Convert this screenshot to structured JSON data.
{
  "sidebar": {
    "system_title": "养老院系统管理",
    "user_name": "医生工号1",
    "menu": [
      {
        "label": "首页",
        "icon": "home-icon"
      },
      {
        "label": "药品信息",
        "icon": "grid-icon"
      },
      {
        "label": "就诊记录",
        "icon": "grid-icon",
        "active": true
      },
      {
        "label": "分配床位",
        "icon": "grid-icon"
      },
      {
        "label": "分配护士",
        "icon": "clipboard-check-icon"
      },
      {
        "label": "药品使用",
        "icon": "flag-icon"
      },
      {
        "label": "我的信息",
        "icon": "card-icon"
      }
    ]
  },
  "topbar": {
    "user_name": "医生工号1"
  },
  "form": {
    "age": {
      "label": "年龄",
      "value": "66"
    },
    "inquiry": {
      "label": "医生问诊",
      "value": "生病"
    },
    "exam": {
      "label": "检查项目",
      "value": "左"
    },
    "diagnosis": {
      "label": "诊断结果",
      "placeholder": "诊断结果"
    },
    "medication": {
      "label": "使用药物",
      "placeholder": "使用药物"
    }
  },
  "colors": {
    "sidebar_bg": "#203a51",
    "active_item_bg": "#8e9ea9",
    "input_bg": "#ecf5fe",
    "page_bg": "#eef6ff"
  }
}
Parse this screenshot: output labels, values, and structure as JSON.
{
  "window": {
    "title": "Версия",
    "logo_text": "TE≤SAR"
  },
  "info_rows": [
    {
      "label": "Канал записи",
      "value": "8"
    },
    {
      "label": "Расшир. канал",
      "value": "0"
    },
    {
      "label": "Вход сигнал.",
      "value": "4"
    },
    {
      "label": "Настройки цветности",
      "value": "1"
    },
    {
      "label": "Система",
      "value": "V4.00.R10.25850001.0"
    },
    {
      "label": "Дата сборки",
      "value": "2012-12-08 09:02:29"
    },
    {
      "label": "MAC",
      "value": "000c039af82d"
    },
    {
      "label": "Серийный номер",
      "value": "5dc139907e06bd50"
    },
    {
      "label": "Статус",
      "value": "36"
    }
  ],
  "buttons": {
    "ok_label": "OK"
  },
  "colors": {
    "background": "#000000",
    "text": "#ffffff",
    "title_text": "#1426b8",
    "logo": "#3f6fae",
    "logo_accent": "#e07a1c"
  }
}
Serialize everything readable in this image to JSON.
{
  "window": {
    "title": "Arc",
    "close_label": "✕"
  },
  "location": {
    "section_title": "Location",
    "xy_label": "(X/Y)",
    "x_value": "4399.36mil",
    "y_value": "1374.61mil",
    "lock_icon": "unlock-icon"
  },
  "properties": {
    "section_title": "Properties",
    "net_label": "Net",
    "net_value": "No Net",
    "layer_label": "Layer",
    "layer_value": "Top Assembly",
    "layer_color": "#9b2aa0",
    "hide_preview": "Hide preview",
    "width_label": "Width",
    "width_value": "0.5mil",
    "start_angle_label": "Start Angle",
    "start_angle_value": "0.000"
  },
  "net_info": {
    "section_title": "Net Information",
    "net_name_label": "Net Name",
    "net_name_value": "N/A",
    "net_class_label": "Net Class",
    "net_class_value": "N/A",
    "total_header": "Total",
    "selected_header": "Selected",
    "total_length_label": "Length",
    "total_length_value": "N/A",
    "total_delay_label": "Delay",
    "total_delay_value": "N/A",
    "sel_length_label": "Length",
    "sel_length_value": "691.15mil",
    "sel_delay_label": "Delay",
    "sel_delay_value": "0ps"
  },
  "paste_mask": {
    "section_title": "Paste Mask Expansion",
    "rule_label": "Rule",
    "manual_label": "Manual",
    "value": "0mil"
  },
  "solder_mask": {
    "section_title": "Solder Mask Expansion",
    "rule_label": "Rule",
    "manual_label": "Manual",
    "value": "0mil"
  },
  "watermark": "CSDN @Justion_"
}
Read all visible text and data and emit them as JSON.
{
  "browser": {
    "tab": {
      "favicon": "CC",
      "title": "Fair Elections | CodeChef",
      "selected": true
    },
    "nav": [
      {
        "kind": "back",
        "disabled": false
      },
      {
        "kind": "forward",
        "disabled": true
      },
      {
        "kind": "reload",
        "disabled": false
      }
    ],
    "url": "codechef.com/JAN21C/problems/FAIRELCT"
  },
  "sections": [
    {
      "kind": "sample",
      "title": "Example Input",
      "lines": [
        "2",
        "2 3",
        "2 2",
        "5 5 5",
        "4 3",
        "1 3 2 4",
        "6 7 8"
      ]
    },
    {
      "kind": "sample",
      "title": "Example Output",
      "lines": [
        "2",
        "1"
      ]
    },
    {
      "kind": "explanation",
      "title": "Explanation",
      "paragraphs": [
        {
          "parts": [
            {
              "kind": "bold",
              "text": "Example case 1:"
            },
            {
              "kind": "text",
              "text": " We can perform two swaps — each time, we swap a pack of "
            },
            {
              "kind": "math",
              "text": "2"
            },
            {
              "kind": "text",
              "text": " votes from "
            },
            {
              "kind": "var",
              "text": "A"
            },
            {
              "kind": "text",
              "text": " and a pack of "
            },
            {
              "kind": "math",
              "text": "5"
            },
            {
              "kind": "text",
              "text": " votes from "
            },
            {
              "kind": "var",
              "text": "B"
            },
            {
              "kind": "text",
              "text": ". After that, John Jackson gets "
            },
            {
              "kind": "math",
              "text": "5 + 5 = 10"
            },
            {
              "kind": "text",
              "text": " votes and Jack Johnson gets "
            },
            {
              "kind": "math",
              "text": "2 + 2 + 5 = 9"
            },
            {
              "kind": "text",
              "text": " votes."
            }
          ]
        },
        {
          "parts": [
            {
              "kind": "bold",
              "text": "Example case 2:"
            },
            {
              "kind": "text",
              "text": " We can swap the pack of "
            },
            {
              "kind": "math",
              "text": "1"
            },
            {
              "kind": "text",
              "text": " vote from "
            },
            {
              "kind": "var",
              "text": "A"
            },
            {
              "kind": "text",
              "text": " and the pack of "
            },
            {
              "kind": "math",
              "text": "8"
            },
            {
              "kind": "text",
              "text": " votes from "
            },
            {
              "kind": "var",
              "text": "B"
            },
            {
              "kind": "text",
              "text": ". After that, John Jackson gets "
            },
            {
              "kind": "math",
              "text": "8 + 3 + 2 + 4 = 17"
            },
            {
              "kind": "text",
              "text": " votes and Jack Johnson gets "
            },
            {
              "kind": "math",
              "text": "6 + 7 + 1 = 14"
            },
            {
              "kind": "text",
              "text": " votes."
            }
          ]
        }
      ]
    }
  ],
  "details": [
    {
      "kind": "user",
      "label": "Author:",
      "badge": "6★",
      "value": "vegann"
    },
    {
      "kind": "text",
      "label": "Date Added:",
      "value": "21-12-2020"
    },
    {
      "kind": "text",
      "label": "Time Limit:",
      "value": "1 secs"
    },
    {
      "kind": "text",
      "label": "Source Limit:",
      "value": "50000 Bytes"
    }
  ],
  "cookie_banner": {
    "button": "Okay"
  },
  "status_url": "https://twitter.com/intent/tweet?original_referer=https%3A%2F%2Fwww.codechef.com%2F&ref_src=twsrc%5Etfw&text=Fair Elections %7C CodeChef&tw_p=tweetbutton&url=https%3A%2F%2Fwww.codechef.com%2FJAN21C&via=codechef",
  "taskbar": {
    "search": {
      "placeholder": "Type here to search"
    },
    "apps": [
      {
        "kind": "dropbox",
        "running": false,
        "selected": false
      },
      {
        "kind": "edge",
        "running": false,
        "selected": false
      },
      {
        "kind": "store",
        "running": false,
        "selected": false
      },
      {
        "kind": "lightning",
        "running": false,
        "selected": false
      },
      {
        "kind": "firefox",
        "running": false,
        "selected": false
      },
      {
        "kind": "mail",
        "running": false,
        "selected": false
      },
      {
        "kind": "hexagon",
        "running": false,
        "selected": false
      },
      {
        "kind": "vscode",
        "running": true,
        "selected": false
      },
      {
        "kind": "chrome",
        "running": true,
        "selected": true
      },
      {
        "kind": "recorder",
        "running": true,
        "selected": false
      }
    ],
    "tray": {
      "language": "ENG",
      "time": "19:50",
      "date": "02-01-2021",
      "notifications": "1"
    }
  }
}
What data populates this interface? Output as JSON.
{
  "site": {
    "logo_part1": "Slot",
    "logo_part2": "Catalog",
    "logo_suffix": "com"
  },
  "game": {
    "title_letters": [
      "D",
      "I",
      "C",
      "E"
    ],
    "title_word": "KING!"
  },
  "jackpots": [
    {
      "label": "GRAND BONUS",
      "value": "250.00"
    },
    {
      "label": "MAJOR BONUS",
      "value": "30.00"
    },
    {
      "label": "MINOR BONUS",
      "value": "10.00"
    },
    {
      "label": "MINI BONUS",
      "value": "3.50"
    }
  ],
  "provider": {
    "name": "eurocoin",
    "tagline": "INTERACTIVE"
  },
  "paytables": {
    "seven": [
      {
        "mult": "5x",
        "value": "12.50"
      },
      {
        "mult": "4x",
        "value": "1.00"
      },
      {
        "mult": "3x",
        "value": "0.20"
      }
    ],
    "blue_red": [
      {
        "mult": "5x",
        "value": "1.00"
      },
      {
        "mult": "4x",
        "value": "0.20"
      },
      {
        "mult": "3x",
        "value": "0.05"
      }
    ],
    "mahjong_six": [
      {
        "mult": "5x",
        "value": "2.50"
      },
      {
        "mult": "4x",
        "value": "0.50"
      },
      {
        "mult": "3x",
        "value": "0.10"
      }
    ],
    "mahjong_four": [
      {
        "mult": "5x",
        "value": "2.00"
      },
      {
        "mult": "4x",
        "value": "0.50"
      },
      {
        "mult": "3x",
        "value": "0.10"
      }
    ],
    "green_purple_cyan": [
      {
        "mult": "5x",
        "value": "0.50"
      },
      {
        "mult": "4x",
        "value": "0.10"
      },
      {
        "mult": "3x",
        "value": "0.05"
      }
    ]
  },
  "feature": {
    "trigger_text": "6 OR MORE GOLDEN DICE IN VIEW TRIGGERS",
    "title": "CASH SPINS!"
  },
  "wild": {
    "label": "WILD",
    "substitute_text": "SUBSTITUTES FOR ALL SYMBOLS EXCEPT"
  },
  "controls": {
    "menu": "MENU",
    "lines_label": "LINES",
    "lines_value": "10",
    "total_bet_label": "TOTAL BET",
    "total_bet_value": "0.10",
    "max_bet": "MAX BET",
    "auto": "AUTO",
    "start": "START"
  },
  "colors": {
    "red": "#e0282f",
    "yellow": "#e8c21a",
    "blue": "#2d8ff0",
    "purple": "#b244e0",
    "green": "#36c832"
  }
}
########
Copy out every line that includes the word "data".

__RESPONSE FOR THIS EXERCISE__:
Convert this screenshot to structured JSON data.
Read all visible text and data and emit them as JSON.
What data populates this interface? Output as JSON.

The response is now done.